### Task instructions
Could you reproduce the passage of the Q&A column below word for word, starting at "No. My characters" and stopping after "end up where."?

### Text excerpt

'''

The Queue: Too real for me
Welcome back to The Queue, our daily Q&A feature for all of Blizzard’s games! Have a question for the Blizzard Watch staff? Leave it in the comments!
I’m curious are Garrison buildings used anywhere in Legion?
Not that I’ve noticed, but I’ll admit I haven’t been looking for them, either. (I’m assuming you mean the models.) The garrison buildings, generally speaking, are heavily themed on human and orc architecture. In Legion, there isn’t much of either of those things. We, as factions, don’t have many established outposts. We move among vrykul, highmountain tauren, various sorts of elves, blue dragons … not so much Horde/Alliance. In places where we are specifically working with the Worgen or the Forsaken, they’ve either set up camp in some abandoned ruins or cobbled together a refuge from scrap.
Do you think of your main as your in-game avatar, a representative of yourself, an extension of you playing the game? (This as opposed to just a character whom you mechanically play.)
Bonus question if you answered yes: Is your main the opposite gender from you?
No. My characters only represent me in the sense I’m the player controlling them. They’re their own people. They have their own lives and stories which don’t represent mine. Granted, I haven’t done any WoW roleplaying in ages, but back when I did — when you create a character, they inevitably contain aspects of you. You write from what you know, from your personal experiences. There are undoubtedly aspects of me in all of my characters, but I still don’t identify with them. I don’t see those characters as me. And I might not even be aware of which parts of me end up where.
I didn’t say yes to the question, but I’ll answer the bonus, anyway. I’m a man IRL. Almost all of my characters are women.
is there anything you do in the game, that makes you kind of nervous while you play? Like heart racing or tense? For me, it’s running up the ramps inside towers. Especially the human ones with the twisty ramps and disjointed turns. I’m always afraid of falling off. Silly I know, it’s just a game, but it makes me tense navigating those without running off the edges.
I don’t tend to have that reaction to WoW — not in the sense of nervousness or anything like that, anyway. However, playing through Azsuna on the Legion alpha last night, things got a little too real for me. I found the overarching story quite depressing, but also the Withered — Legion‘s version of Burning Crusade‘s Wretched — have animations which really humanize the mana addiction.

'''

Dataset entries:
'''

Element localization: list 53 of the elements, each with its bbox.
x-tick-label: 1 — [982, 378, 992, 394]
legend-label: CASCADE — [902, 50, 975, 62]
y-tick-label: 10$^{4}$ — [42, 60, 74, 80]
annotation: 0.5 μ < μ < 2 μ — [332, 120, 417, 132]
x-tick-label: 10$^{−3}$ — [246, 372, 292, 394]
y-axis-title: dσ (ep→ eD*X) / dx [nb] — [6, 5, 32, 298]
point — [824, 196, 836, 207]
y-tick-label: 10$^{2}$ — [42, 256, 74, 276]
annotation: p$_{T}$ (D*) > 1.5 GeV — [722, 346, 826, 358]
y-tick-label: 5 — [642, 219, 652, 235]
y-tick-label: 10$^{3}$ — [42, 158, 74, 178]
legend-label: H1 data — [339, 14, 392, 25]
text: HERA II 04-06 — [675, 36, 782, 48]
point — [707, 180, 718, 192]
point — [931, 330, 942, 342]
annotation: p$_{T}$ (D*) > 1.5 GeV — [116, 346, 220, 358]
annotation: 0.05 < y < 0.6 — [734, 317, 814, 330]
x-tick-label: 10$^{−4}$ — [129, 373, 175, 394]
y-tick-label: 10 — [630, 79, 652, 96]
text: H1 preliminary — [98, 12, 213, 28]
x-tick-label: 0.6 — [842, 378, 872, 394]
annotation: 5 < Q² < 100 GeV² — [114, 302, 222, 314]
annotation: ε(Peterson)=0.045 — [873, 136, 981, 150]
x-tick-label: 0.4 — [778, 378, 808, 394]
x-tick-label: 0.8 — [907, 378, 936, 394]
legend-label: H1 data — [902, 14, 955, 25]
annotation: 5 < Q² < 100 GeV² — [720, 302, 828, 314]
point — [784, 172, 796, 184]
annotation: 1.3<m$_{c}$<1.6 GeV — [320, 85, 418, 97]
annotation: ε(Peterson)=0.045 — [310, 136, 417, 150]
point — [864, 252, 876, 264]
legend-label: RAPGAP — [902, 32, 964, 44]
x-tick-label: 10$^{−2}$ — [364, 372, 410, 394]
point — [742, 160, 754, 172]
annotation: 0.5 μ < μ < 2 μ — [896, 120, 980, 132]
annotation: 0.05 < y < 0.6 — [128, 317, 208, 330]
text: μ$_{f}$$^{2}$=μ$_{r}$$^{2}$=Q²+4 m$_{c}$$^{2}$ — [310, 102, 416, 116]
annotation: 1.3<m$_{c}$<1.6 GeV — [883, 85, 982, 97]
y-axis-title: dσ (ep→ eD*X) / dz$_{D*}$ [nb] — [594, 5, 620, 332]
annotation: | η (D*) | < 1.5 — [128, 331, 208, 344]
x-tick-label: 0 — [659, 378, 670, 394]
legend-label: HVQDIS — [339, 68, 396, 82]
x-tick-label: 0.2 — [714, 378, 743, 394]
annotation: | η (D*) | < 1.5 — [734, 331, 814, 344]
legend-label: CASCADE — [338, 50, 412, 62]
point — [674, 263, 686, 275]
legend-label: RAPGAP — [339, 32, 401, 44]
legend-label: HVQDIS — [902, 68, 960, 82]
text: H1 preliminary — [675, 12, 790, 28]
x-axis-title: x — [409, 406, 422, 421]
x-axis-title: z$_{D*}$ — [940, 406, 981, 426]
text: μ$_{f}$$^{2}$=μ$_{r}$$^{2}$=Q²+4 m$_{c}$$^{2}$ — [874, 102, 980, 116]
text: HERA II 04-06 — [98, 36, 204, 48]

'''

### Task response
No. My characters only represent me in the sense I’m the player controlling them. They’re their own people. They have their own lives and stories which don’t represent mine. Granted, I haven’t done any WoW roleplaying in ages, but back when I did — when you create a character, they inevitably contain aspects of you. You write from what you know, from your personal experiences. There are undoubtedly aspects of me in all of my characters, but I still don’t identify with them. I don’t see those characters as me. And I might not even be aware of which parts of me end up where.